* [Provided records]
++++++++++

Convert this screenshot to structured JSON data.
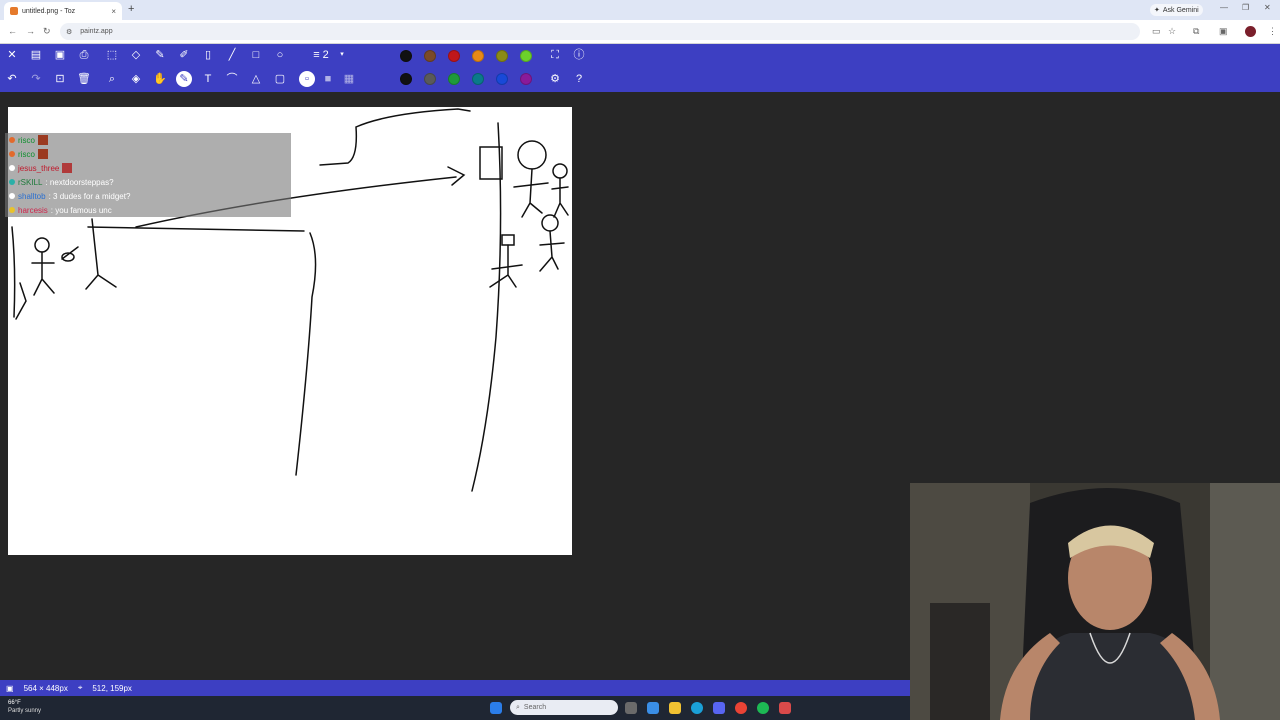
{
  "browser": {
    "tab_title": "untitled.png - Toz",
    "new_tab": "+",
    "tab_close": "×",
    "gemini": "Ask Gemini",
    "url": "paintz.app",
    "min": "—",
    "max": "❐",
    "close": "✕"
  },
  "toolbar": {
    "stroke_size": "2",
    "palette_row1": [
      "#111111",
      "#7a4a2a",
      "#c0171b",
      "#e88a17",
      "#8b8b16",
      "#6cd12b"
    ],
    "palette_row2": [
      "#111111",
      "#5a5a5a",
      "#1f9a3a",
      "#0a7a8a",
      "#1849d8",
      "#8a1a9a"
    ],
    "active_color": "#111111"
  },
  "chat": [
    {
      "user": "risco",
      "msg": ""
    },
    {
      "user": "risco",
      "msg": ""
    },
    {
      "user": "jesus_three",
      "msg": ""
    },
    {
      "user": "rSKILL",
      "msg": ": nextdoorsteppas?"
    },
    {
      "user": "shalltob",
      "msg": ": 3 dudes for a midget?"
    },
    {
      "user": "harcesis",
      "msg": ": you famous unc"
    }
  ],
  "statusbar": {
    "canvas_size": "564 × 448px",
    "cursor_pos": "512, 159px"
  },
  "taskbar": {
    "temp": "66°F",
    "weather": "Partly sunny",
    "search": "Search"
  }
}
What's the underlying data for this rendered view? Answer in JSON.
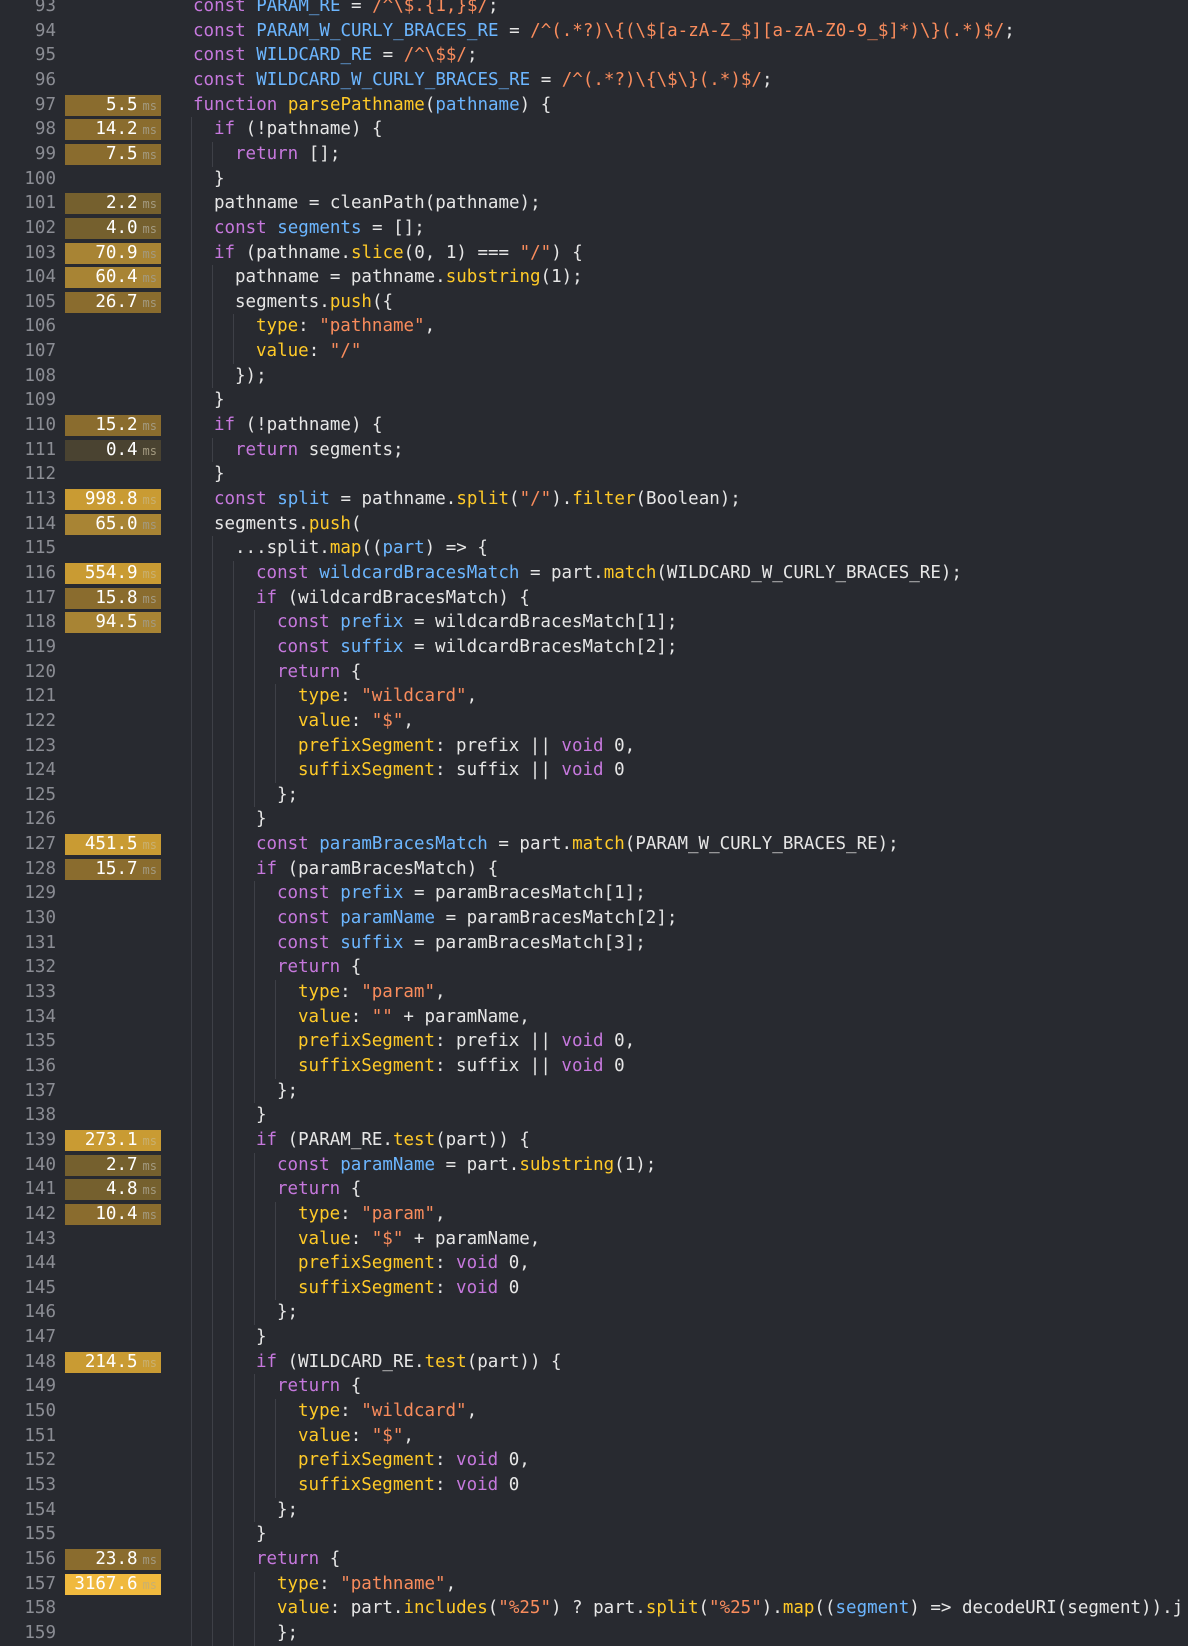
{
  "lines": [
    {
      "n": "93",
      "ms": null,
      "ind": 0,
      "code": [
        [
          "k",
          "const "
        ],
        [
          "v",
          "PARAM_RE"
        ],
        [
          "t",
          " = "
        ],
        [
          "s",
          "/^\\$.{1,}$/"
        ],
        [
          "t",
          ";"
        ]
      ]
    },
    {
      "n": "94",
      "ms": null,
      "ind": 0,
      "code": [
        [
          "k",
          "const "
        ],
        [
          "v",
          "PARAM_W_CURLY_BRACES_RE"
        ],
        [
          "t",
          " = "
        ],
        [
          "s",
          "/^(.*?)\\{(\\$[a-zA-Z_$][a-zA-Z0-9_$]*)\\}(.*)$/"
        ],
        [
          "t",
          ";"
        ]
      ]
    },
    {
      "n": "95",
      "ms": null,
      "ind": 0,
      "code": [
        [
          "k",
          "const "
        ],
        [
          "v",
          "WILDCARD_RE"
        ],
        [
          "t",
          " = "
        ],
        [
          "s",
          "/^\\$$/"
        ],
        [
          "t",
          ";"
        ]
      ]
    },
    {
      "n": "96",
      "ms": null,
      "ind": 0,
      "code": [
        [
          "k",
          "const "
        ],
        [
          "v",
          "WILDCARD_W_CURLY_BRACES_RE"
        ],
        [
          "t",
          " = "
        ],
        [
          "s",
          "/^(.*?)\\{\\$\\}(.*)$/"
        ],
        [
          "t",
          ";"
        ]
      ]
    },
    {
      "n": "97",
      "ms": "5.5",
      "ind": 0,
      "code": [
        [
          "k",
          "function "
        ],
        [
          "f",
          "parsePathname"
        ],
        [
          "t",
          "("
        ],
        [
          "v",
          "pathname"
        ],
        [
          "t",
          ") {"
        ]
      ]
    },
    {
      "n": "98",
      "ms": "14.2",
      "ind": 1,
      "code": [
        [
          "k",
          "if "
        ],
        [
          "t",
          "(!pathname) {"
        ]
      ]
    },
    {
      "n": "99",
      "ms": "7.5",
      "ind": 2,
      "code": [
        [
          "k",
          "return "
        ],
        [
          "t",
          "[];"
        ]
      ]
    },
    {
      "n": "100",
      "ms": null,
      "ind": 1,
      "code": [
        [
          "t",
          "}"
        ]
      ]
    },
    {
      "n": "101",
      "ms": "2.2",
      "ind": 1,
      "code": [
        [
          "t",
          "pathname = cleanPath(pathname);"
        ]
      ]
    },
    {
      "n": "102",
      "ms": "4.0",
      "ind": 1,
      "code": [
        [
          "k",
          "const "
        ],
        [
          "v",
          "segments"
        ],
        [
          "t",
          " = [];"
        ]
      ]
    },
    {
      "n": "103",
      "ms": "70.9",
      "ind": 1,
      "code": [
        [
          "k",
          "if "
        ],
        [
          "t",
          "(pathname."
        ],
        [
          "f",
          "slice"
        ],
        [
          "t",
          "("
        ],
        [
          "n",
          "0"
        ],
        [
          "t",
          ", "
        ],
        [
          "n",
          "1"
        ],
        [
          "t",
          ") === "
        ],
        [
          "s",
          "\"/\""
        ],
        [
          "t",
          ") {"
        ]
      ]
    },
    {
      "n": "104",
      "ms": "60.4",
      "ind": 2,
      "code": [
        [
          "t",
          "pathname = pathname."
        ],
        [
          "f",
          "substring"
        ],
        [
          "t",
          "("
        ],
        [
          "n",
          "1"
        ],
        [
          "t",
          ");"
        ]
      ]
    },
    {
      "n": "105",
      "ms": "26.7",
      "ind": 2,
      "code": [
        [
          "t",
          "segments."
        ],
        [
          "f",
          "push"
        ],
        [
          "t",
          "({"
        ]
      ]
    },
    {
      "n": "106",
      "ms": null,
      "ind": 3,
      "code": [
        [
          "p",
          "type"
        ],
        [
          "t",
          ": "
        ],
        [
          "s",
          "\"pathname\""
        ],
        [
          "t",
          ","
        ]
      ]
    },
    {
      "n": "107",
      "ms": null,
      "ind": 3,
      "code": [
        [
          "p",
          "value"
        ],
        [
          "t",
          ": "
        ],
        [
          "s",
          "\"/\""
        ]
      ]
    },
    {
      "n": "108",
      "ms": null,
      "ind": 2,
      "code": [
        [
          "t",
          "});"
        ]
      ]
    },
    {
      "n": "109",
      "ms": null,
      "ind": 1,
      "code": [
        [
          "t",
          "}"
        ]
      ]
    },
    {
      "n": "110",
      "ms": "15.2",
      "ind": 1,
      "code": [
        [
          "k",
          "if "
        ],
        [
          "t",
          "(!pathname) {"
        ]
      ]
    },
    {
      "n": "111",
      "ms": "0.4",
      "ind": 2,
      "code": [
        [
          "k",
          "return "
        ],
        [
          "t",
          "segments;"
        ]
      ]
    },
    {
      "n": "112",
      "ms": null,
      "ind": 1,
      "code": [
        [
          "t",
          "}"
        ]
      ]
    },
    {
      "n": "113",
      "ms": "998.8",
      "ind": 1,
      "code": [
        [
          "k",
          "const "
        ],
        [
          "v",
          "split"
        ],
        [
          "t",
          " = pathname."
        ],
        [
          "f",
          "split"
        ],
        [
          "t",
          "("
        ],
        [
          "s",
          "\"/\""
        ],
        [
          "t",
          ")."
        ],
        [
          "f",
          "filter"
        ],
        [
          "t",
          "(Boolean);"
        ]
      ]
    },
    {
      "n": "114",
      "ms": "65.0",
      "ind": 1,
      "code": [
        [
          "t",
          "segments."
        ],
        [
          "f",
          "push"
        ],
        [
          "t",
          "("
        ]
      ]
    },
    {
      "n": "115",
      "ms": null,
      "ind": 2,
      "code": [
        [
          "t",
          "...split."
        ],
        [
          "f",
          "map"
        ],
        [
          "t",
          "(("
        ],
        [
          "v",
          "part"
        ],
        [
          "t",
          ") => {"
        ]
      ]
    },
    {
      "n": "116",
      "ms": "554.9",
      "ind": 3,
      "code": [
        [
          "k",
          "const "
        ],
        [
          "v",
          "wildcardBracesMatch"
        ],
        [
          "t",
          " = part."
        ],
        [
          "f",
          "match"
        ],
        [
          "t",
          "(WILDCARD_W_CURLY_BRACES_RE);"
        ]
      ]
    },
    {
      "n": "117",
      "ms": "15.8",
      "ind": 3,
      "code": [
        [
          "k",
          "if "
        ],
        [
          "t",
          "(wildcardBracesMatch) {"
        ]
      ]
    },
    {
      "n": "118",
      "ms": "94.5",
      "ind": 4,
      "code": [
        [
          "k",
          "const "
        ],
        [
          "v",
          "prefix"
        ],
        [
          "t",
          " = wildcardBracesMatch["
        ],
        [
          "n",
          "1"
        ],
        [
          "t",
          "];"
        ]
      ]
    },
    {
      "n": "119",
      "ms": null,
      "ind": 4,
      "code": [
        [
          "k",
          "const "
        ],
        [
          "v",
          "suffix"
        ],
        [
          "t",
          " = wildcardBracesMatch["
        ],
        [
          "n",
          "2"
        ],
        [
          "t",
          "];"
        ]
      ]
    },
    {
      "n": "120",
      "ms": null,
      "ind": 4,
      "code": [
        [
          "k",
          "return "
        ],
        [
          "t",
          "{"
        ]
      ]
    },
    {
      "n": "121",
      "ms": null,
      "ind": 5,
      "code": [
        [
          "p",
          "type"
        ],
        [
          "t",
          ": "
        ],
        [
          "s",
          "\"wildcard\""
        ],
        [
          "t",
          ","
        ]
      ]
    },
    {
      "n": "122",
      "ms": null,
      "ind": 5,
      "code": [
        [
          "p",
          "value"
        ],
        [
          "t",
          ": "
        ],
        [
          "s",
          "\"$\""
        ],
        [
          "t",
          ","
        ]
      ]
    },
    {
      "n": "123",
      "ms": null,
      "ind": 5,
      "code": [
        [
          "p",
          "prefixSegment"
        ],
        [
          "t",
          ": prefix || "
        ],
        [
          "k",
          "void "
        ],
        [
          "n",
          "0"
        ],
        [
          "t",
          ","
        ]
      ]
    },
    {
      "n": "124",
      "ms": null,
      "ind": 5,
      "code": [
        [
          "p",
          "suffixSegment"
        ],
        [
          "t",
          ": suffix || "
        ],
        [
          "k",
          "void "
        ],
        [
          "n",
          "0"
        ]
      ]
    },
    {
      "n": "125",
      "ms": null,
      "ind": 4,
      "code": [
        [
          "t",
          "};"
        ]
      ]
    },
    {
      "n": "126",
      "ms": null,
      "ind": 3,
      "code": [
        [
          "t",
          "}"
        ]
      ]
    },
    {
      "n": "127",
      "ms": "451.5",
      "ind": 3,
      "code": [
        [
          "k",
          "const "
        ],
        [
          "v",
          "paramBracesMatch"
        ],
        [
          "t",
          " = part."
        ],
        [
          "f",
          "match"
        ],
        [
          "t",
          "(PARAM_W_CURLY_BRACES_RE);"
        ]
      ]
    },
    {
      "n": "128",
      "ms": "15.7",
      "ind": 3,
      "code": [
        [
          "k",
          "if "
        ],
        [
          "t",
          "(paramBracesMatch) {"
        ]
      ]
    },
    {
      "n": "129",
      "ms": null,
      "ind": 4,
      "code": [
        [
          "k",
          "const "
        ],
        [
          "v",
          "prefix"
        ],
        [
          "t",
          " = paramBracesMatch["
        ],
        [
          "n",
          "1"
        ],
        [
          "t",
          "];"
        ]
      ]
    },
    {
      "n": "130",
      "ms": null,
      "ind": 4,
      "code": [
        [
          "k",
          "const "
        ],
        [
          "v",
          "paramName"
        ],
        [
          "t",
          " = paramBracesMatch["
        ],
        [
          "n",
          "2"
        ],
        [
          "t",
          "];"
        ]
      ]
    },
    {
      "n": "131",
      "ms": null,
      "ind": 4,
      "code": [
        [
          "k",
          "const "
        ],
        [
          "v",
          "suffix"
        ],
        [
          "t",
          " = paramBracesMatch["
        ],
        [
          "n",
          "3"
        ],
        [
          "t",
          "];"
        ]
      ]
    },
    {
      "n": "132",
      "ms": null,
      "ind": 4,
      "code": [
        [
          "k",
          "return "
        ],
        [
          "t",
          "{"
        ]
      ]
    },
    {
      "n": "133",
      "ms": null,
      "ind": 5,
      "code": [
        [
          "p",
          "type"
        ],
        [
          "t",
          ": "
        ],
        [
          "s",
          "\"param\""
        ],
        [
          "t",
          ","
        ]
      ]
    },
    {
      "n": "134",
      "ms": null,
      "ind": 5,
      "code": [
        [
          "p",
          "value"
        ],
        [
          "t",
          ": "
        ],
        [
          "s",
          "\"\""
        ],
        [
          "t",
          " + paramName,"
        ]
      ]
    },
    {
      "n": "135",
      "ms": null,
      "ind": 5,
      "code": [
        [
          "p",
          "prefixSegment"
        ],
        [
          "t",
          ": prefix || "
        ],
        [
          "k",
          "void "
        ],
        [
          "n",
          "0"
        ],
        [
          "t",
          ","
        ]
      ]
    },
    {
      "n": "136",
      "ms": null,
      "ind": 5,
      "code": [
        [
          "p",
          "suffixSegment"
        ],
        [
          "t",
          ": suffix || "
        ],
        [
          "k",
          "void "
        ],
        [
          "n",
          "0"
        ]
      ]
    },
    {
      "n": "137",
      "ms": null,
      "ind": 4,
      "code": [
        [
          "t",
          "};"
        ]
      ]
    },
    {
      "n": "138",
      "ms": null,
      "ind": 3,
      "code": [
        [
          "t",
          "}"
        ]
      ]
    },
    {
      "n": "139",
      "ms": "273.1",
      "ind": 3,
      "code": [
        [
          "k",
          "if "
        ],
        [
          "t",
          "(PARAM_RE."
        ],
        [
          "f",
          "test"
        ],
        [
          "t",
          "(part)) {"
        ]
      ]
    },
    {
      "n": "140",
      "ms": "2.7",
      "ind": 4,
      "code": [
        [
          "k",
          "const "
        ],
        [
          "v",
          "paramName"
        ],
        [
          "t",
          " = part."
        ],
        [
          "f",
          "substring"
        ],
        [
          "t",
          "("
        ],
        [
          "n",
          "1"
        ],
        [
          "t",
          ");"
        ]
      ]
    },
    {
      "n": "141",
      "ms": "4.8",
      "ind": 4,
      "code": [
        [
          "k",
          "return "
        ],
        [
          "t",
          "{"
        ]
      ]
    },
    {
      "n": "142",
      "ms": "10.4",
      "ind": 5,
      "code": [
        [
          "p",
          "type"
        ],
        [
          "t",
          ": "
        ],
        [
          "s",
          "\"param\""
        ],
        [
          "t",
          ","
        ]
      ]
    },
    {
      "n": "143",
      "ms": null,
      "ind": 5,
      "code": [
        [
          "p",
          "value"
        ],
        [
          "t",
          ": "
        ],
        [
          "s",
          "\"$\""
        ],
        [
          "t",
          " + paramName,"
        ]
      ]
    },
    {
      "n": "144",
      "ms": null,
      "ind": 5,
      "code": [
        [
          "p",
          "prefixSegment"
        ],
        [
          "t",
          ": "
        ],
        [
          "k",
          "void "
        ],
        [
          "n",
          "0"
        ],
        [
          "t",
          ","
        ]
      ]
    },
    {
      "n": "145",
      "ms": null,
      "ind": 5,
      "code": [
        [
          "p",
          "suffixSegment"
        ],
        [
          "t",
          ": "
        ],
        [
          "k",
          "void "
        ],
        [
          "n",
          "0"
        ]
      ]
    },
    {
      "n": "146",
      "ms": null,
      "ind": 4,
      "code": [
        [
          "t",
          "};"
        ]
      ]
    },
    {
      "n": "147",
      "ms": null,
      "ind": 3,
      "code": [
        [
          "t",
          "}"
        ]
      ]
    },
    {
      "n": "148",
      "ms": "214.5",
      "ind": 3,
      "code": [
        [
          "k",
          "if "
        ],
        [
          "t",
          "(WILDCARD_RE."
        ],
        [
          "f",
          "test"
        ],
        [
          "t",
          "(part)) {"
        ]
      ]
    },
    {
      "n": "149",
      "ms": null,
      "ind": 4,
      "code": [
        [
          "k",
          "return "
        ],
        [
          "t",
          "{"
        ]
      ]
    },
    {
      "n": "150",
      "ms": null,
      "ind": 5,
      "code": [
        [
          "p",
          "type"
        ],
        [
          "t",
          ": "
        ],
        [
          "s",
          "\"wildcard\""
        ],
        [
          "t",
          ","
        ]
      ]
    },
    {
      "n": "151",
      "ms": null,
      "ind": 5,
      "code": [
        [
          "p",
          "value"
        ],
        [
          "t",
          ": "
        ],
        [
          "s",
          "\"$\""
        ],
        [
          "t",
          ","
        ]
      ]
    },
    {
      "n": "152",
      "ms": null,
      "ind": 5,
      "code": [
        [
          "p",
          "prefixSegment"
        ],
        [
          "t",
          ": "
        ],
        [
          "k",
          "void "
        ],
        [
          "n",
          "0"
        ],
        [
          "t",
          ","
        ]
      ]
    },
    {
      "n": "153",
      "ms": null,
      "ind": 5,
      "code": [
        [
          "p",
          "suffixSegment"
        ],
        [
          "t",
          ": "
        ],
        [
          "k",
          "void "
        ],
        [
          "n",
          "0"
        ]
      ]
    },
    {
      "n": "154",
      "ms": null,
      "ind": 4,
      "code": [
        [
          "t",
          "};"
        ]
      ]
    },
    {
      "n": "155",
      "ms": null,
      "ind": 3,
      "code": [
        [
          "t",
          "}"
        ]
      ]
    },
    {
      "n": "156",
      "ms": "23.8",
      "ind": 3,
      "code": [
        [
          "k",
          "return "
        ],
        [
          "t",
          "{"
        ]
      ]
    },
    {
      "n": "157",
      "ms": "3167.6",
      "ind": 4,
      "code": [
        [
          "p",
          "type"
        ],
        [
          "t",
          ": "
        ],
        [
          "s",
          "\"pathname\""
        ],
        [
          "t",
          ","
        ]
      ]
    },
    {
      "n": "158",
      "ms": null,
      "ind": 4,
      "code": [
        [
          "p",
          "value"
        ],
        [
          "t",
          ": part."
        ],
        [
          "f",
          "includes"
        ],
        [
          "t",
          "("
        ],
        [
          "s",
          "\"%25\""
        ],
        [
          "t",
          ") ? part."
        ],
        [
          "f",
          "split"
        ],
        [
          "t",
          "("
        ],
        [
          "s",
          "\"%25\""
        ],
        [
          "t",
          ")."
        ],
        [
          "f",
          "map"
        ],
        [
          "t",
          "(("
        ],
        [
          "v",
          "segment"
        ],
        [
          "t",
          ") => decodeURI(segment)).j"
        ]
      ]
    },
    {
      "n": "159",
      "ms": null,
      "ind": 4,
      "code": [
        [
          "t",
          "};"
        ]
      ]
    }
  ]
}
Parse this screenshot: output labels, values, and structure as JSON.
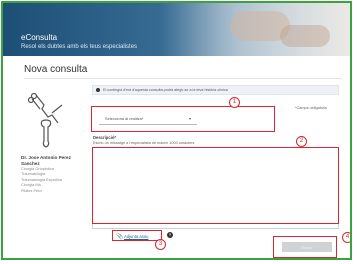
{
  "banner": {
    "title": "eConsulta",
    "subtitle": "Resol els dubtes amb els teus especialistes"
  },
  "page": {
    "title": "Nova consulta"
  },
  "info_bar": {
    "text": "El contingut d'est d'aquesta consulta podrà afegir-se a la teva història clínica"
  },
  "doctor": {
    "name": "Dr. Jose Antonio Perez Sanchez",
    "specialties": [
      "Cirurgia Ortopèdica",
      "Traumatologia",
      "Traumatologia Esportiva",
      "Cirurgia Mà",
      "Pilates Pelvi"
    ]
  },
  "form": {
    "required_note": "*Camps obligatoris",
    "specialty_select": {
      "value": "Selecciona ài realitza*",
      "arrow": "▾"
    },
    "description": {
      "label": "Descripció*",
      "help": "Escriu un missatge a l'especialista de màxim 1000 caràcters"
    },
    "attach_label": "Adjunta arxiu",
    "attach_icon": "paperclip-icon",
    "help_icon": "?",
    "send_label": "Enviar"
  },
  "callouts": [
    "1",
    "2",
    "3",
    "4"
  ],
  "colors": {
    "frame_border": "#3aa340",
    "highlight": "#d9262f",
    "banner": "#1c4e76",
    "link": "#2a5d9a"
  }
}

++++++++++

* [Written exercise]
Your task is to copy word for word the lines from the line containing "Parse this screenshot: output" to the end of the listing, both included, and to drop any pictures.

* [Answer to this task]
Parse this screenshot: output labels, values, and structure as JSON.
{
  "banner": {
    "title": "eConsulta",
    "subtitle": "Resol els dubtes amb els teus especialistes"
  },
  "page": {
    "title": "Nova consulta"
  },
  "info_bar": {
    "text": "El contingut d'est d'aquesta consulta podrà afegir-se a la teva història clínica"
  },
  "doctor": {
    "name": "Dr. Jose Antonio Perez Sanchez",
    "specialties": [
      "Cirurgia Ortopèdica",
      "Traumatologia",
      "Traumatologia Esportiva",
      "Cirurgia Mà",
      "Pilates Pelvi"
    ]
  },
  "form": {
    "required_note": "*Camps obligatoris",
    "specialty_select": {
      "value": "Selecciona ài realitza*",
      "arrow": "▾"
    },
    "description": {
      "label": "Descripció*",
      "help": "Escriu un missatge a l'especialista de màxim 1000 caràcters"
    },
    "attach_label": "Adjunta arxiu",
    "attach_icon": "paperclip-icon",
    "help_icon": "?",
    "send_label": "Enviar"
  },
  "callouts": [
    "1",
    "2",
    "3",
    "4"
  ],
  "colors": {
    "frame_border": "#3aa340",
    "highlight": "#d9262f",
    "banner": "#1c4e76",
    "link": "#2a5d9a"
  }
}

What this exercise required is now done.